Write out every entry word for word.
-- Start RECORD SET --
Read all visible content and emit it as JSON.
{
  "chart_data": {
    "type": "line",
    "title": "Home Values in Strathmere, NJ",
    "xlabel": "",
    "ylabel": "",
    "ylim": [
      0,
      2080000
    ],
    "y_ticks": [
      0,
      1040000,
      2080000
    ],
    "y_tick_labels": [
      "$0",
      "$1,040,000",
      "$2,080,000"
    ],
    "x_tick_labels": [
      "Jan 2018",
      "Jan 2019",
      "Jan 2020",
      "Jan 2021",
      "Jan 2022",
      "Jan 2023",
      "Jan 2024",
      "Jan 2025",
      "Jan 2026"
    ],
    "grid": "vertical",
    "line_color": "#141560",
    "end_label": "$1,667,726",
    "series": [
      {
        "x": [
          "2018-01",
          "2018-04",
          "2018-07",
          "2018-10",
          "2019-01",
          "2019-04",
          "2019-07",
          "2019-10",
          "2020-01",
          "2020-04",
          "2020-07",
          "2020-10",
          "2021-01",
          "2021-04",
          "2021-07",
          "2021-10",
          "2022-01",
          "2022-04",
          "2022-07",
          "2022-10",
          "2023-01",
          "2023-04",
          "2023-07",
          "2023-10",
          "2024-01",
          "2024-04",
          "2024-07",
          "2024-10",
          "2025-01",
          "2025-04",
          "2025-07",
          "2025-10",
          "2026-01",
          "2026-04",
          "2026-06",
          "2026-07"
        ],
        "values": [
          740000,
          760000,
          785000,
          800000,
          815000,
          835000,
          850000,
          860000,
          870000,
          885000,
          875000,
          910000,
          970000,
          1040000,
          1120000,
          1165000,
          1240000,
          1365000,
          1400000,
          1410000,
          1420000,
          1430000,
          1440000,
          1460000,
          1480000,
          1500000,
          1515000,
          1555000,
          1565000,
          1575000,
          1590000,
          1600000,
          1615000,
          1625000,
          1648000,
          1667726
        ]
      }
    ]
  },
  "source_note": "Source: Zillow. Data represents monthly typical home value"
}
-- End RECORD SET --
◆ SOLUTION FOR THIS EXERCISE ◆
Read all visible content and emit it as JSON.
{
  "chart_data": {
    "type": "line",
    "title": "Home Values in Strathmere, NJ",
    "xlabel": "",
    "ylabel": "",
    "ylim": [
      0,
      2080000
    ],
    "y_ticks": [
      0,
      1040000,
      2080000
    ],
    "y_tick_labels": [
      "$0",
      "$1,040,000",
      "$2,080,000"
    ],
    "x_tick_labels": [
      "Jan 2018",
      "Jan 2019",
      "Jan 2020",
      "Jan 2021",
      "Jan 2022",
      "Jan 2023",
      "Jan 2024",
      "Jan 2025",
      "Jan 2026"
    ],
    "grid": "vertical",
    "line_color": "#141560",
    "end_label": "$1,667,726",
    "series": [
      {
        "x": [
          "2018-01",
          "2018-04",
          "2018-07",
          "2018-10",
          "2019-01",
          "2019-04",
          "2019-07",
          "2019-10",
          "2020-01",
          "2020-04",
          "2020-07",
          "2020-10",
          "2021-01",
          "2021-04",
          "2021-07",
          "2021-10",
          "2022-01",
          "2022-04",
          "2022-07",
          "2022-10",
          "2023-01",
          "2023-04",
          "2023-07",
          "2023-10",
          "2024-01",
          "2024-04",
          "2024-07",
          "2024-10",
          "2025-01",
          "2025-04",
          "2025-07",
          "2025-10",
          "2026-01",
          "2026-04",
          "2026-06",
          "2026-07"
        ],
        "values": [
          740000,
          760000,
          785000,
          800000,
          815000,
          835000,
          850000,
          860000,
          870000,
          885000,
          875000,
          910000,
          970000,
          1040000,
          1120000,
          1165000,
          1240000,
          1365000,
          1400000,
          1410000,
          1420000,
          1430000,
          1440000,
          1460000,
          1480000,
          1500000,
          1515000,
          1555000,
          1565000,
          1575000,
          1590000,
          1600000,
          1615000,
          1625000,
          1648000,
          1667726
        ]
      }
    ]
  },
  "source_note": "Source: Zillow. Data represents monthly typical home value"
}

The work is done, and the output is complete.